### WORK INSTRUCTIONS
Copy out the lines of the items below, from the line with "bar — [969, 655, 980, 658]" to the line with "category-label: Piauí — [406, 671, 428, 717]", both included, without changing anything.
□ □ □
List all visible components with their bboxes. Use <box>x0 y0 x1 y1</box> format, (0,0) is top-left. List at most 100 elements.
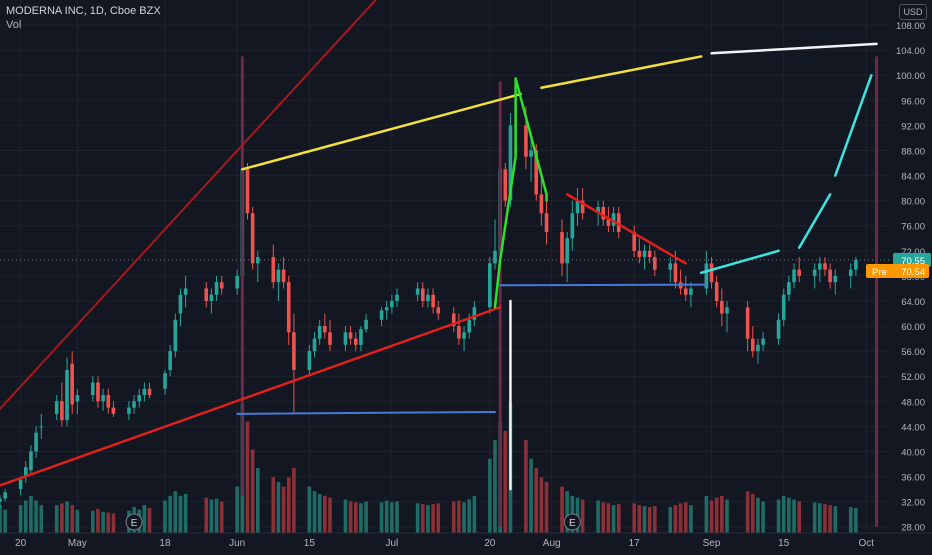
candle-body[interactable] <box>488 263 492 308</box>
candle-body[interactable] <box>29 451 33 471</box>
candle-body[interactable] <box>245 169 250 214</box>
drawing-trend-line[interactable] <box>710 42 878 55</box>
candle-body[interactable] <box>689 288 693 295</box>
candle-body[interactable] <box>415 288 420 295</box>
candle-body[interactable] <box>209 294 214 301</box>
candle-body[interactable] <box>292 332 296 370</box>
candle-body[interactable] <box>54 401 59 414</box>
candle-body[interactable] <box>683 288 688 295</box>
candle-body[interactable] <box>395 294 399 301</box>
candle-body[interactable] <box>451 313 456 327</box>
candle-body[interactable] <box>647 250 652 258</box>
candle-body[interactable] <box>725 307 729 314</box>
candle-body[interactable] <box>457 326 461 339</box>
candle-body[interactable] <box>616 213 621 233</box>
candle-body[interactable] <box>524 125 528 157</box>
candle-body[interactable] <box>668 263 673 270</box>
candle-body[interactable] <box>720 300 724 314</box>
candle-body[interactable] <box>137 395 142 402</box>
candle-body[interactable] <box>183 288 188 295</box>
candle-body[interactable] <box>328 332 332 345</box>
candle-body[interactable] <box>426 294 430 301</box>
drawing-trend-line[interactable] <box>699 249 780 275</box>
candle-body[interactable] <box>601 206 606 220</box>
candle-body[interactable] <box>792 269 796 283</box>
candle-body[interactable] <box>833 275 838 283</box>
candle-body[interactable] <box>70 363 74 405</box>
candle-body[interactable] <box>539 194 544 214</box>
candle-body[interactable] <box>18 479 23 490</box>
candle-body[interactable] <box>235 275 239 289</box>
candle-body[interactable] <box>271 257 276 283</box>
candle-body[interactable] <box>0 498 2 502</box>
candle-body[interactable] <box>214 282 219 295</box>
candle-body[interactable] <box>776 319 781 339</box>
drawing-trend-line[interactable] <box>0 306 502 489</box>
candle-body[interactable] <box>642 250 647 258</box>
candle-body[interactable] <box>797 269 801 276</box>
candle-body[interactable] <box>818 263 822 270</box>
drawing-trend-line[interactable] <box>540 55 703 90</box>
candle-body[interactable] <box>323 326 327 333</box>
candle-body[interactable] <box>147 388 152 396</box>
candle-body[interactable] <box>60 401 64 421</box>
drawing-trend-line[interactable] <box>236 410 496 415</box>
candle-body[interactable] <box>467 319 472 333</box>
candle-body[interactable] <box>653 257 657 270</box>
candle-body[interactable] <box>828 269 832 283</box>
candle-body[interactable] <box>168 351 172 370</box>
candle-body[interactable] <box>709 263 714 283</box>
candle-body[interactable] <box>111 407 116 414</box>
candle-body[interactable] <box>142 388 147 396</box>
drawing-trend-line[interactable] <box>0 0 727 420</box>
drawing-trend-line[interactable] <box>493 77 548 309</box>
candle-body[interactable] <box>359 329 363 345</box>
candle-body[interactable] <box>106 395 111 408</box>
candle-body[interactable] <box>848 269 853 276</box>
candle-body[interactable] <box>132 401 136 408</box>
candle-body[interactable] <box>508 125 513 201</box>
candle-body[interactable] <box>178 294 183 314</box>
candle-body[interactable] <box>606 219 611 226</box>
candle-body[interactable] <box>575 200 580 214</box>
candle-body[interactable] <box>219 282 224 289</box>
candle-body[interactable] <box>714 282 719 301</box>
candle-body[interactable] <box>787 282 791 295</box>
candle-body[interactable] <box>34 432 38 452</box>
candle-body[interactable] <box>91 382 95 396</box>
earnings-marker[interactable] <box>563 513 581 531</box>
candle-body[interactable] <box>632 232 637 251</box>
candle-body[interactable] <box>493 250 497 264</box>
candle-body[interactable] <box>823 263 827 270</box>
drawing-trend-line[interactable] <box>565 193 688 265</box>
candle-body[interactable] <box>436 307 441 314</box>
candle-body[interactable] <box>580 200 585 214</box>
candle-body[interactable] <box>173 319 178 352</box>
candle-body[interactable] <box>472 307 477 320</box>
candle-body[interactable] <box>65 369 69 421</box>
candle-body[interactable] <box>462 332 466 339</box>
candle-body[interactable] <box>745 307 750 339</box>
drawing-trend-line[interactable] <box>797 193 832 249</box>
candle-body[interactable] <box>560 232 564 264</box>
candle-body[interactable] <box>281 269 286 283</box>
candle-body[interactable] <box>420 288 425 301</box>
candle-body[interactable] <box>544 213 549 233</box>
candle-body[interactable] <box>529 150 533 157</box>
symbol-title[interactable]: MODERNA INC, 1D, Cboe BZX <box>6 5 161 17</box>
candle-body[interactable] <box>565 238 569 264</box>
candle-body[interactable] <box>503 169 508 201</box>
candle-body[interactable] <box>364 319 368 330</box>
candle-body[interactable] <box>127 407 131 414</box>
candle-body[interactable] <box>756 344 760 352</box>
candle-body[interactable] <box>384 307 389 311</box>
earnings-marker[interactable] <box>125 513 143 531</box>
candle-body[interactable] <box>39 426 44 428</box>
candle-body[interactable] <box>348 332 353 339</box>
candle-body[interactable] <box>379 310 384 320</box>
candle-body[interactable] <box>390 300 394 308</box>
candle-body[interactable] <box>704 263 709 289</box>
candle-body[interactable] <box>781 294 786 320</box>
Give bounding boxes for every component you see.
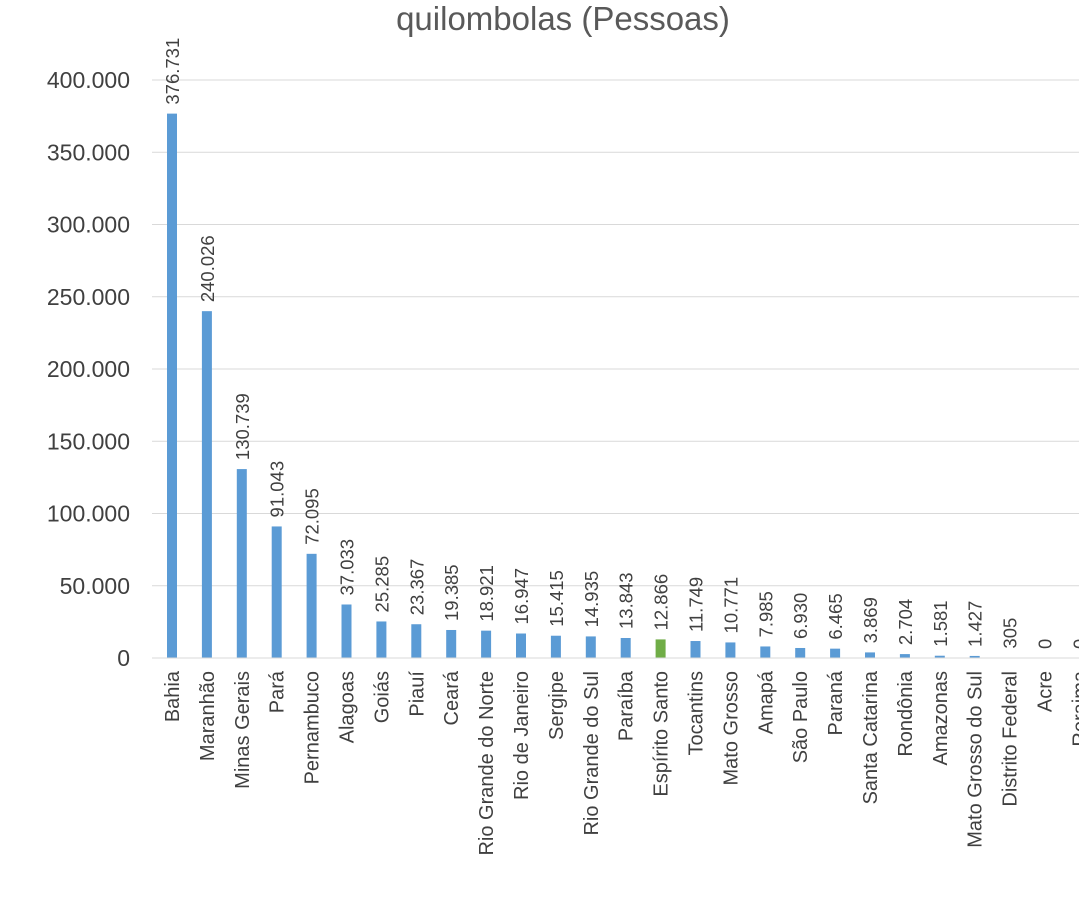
bar — [969, 655, 980, 658]
bar — [516, 633, 526, 658]
bar — [725, 642, 736, 658]
category-label: Espírito Santo — [651, 671, 673, 797]
bar — [865, 652, 875, 658]
bar — [899, 654, 910, 658]
data-label: 91.043 — [267, 461, 288, 518]
category-label: Minas Gerais — [232, 671, 254, 789]
category-label: Pernambuco — [302, 671, 324, 784]
data-label: 130.739 — [232, 393, 253, 460]
category-label: Piauí — [406, 671, 428, 717]
data-label: 15.415 — [546, 570, 567, 627]
data-label: 6.930 — [790, 593, 811, 639]
gridlines — [152, 79, 1079, 587]
data-label: 1.427 — [965, 601, 986, 647]
data-label: 6.465 — [825, 593, 846, 639]
data-label: 0 — [1035, 639, 1056, 649]
bar — [167, 113, 177, 658]
bar — [760, 646, 771, 658]
y-tick-label: 200.000 — [47, 356, 130, 382]
y-tick-label: 100.000 — [47, 501, 130, 527]
data-label: 18.921 — [476, 565, 497, 622]
category-label: Ceará — [441, 670, 463, 725]
category-label: Sergipe — [546, 671, 568, 740]
data-label: 3.869 — [860, 597, 881, 643]
bar — [830, 648, 841, 658]
bar — [376, 621, 387, 658]
bar — [690, 641, 701, 658]
category-label: Bahia — [162, 670, 184, 722]
bar — [236, 469, 247, 658]
bar — [446, 629, 457, 658]
data-label: 1.581 — [930, 600, 951, 646]
data-label: 376.731 — [162, 38, 183, 105]
y-tick-label: 350.000 — [47, 139, 130, 165]
data-label: 12.866 — [651, 574, 672, 631]
data-label: 10.771 — [720, 577, 741, 634]
data-label: 0 — [1069, 639, 1079, 649]
data-label: 72.095 — [302, 488, 323, 545]
data-label: 13.843 — [616, 572, 637, 629]
data-labels: 376.731 240.026 130.739 91.043 72.095 37.033 2… — [162, 38, 1079, 649]
y-tick-label: 0 — [117, 645, 130, 671]
data-label: 14.935 — [581, 571, 602, 628]
chart-title: quilombolas (Pessoas) — [396, 0, 730, 37]
data-label: 11.749 — [686, 577, 707, 632]
category-label: Maranhão — [197, 671, 219, 761]
data-label: 19.385 — [441, 564, 462, 621]
bar — [620, 637, 631, 658]
y-tick-label: 50.000 — [60, 573, 130, 599]
bar — [481, 630, 492, 658]
category-label: Alagoas — [337, 671, 359, 743]
category-label: Mato Grosso — [720, 671, 742, 785]
bar — [306, 553, 317, 658]
bar — [411, 624, 422, 658]
category-label: Amazonas — [930, 671, 952, 766]
y-axis-tick-labels: 0 50.000 100.000 150.000 200.000 250.000 300.0… — [47, 67, 130, 671]
category-label: Tocantins — [686, 671, 708, 756]
data-label: 7.985 — [755, 591, 776, 637]
bar — [795, 647, 806, 658]
y-tick-label: 150.000 — [47, 428, 130, 454]
bar — [585, 636, 596, 658]
bar — [341, 604, 352, 658]
category-label: Paraíba — [616, 670, 638, 741]
x-axis-category-labels: Bahia Maranhão Minas Gerais Pará Pernambuco A… — [162, 670, 1079, 855]
bar — [655, 639, 666, 658]
bar — [934, 655, 945, 658]
data-label: 16.947 — [511, 568, 532, 625]
category-label: São Paulo — [790, 671, 812, 763]
bar — [550, 635, 561, 658]
category-label: Mato Grosso do Sul — [965, 671, 987, 848]
category-label: Paraná — [825, 670, 847, 735]
category-label: Rondônia — [895, 670, 917, 757]
category-label: Acre — [1035, 671, 1057, 712]
data-label: 37.033 — [337, 539, 358, 596]
data-label: 305 — [1000, 618, 1021, 649]
category-label: Distrito Federal — [1000, 671, 1022, 807]
category-label: Goiás — [371, 671, 393, 723]
y-tick-label: 400.000 — [47, 67, 130, 93]
category-label: Rio de Janeiro — [511, 671, 533, 800]
data-label: 25.285 — [371, 556, 392, 613]
data-label: 240.026 — [197, 235, 218, 302]
category-label: Roraima — [1069, 670, 1079, 746]
data-label: 23.367 — [406, 559, 427, 616]
category-label: Pará — [267, 670, 289, 713]
category-label: Rio Grande do Sul — [581, 671, 603, 836]
data-label: 2.704 — [895, 599, 916, 645]
y-tick-label: 300.000 — [47, 212, 130, 238]
bar — [271, 526, 282, 658]
category-label: Rio Grande do Norte — [476, 671, 498, 856]
y-tick-label: 250.000 — [47, 284, 130, 310]
bar — [201, 311, 212, 658]
category-label: Santa Catarina — [860, 670, 882, 804]
category-label: Amapá — [755, 670, 777, 734]
bars — [167, 113, 1015, 658]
□ □ □
### WRITTEN REPLY
bar — [969, 655, 980, 658]
bar — [516, 633, 526, 658]
bar — [725, 642, 736, 658]
category-label: Espírito Santo — [651, 671, 673, 797]
bar — [865, 652, 875, 658]
bar — [899, 654, 910, 658]
data-label: 91.043 — [267, 461, 288, 518]
category-label: Minas Gerais — [232, 671, 254, 789]
category-label: Pernambuco — [302, 671, 324, 784]
data-label: 130.739 — [232, 393, 253, 460]
category-label: Piauí — [406, 671, 428, 717]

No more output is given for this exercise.